■ **RECORDS PROVIDED**:
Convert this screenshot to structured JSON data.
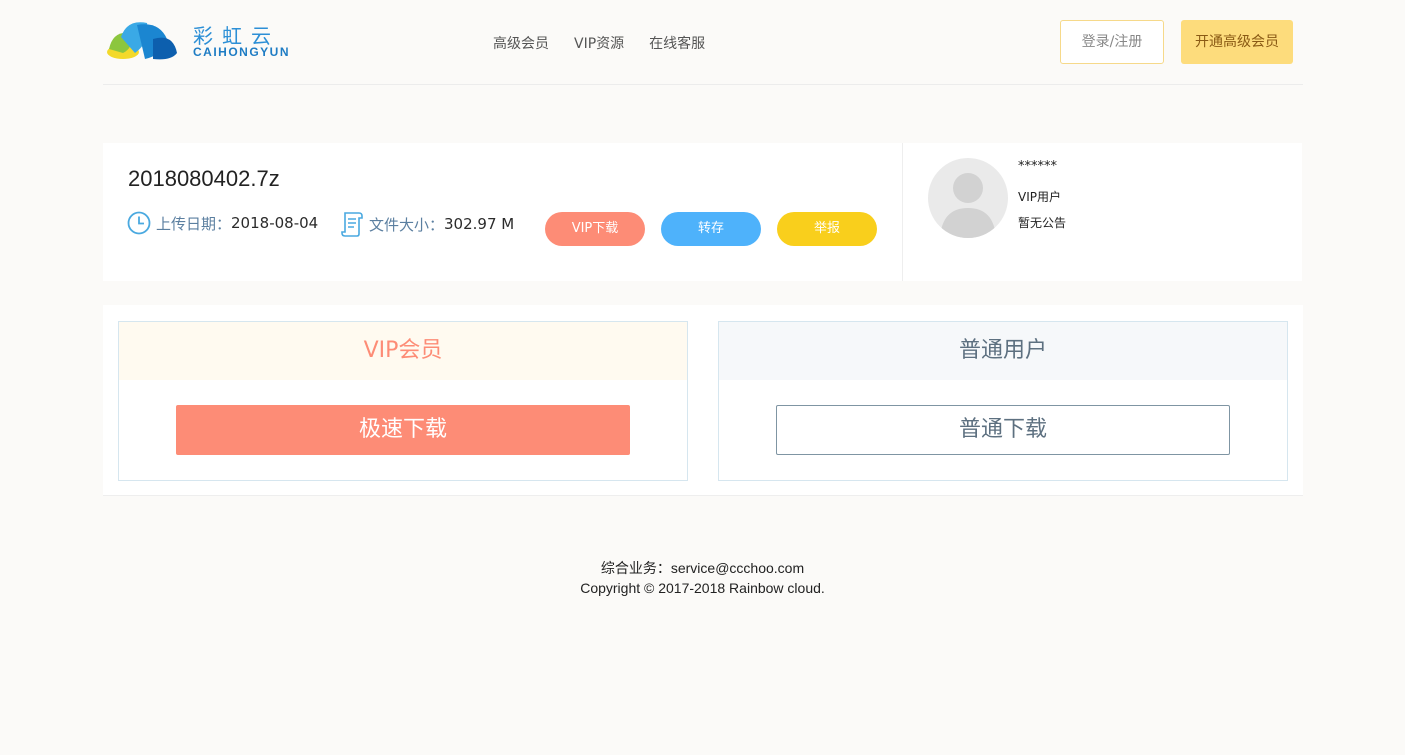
{
  "header": {
    "logo": {
      "cn": "彩虹云",
      "en": "CAIHONGYUN"
    },
    "nav": [
      "高级会员",
      "VIP资源",
      "在线客服"
    ],
    "login_label": "登录/注册",
    "open_vip_label": "开通高级会员"
  },
  "file": {
    "name": "2018080402.7z",
    "upload_date_label": "上传日期：",
    "upload_date": "2018-08-04",
    "size_label": "文件大小：",
    "size": "302.97 M",
    "actions": {
      "vip_download": "VIP下载",
      "save": "转存",
      "report": "举报"
    }
  },
  "user": {
    "name": "******",
    "type": "VIP用户",
    "notice": "暂无公告"
  },
  "download": {
    "vip": {
      "title": "VIP会员",
      "button": "极速下载"
    },
    "normal": {
      "title": "普通用户",
      "button": "普通下载"
    }
  },
  "footer": {
    "contact": "综合业务：service@ccchoo.com",
    "copyright": "Copyright © 2017-2018 Rainbow cloud."
  },
  "colors": {
    "accent_salmon": "#fd8c76",
    "accent_blue": "#4eb2fb",
    "accent_yellow": "#f9cf1c",
    "vip_button": "#fddc7c"
  }
}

■ **SHORT EXERCISE**: Each entry above should be reproduced exactly, with the pictures removed.

■ **SOLUTION**:
Convert this screenshot to structured JSON data.
{
  "header": {
    "logo": {
      "cn": "彩虹云",
      "en": "CAIHONGYUN"
    },
    "nav": [
      "高级会员",
      "VIP资源",
      "在线客服"
    ],
    "login_label": "登录/注册",
    "open_vip_label": "开通高级会员"
  },
  "file": {
    "name": "2018080402.7z",
    "upload_date_label": "上传日期：",
    "upload_date": "2018-08-04",
    "size_label": "文件大小：",
    "size": "302.97 M",
    "actions": {
      "vip_download": "VIP下载",
      "save": "转存",
      "report": "举报"
    }
  },
  "user": {
    "name": "******",
    "type": "VIP用户",
    "notice": "暂无公告"
  },
  "download": {
    "vip": {
      "title": "VIP会员",
      "button": "极速下载"
    },
    "normal": {
      "title": "普通用户",
      "button": "普通下载"
    }
  },
  "footer": {
    "contact": "综合业务：service@ccchoo.com",
    "copyright": "Copyright © 2017-2018 Rainbow cloud."
  },
  "colors": {
    "accent_salmon": "#fd8c76",
    "accent_blue": "#4eb2fb",
    "accent_yellow": "#f9cf1c",
    "vip_button": "#fddc7c"
  }
}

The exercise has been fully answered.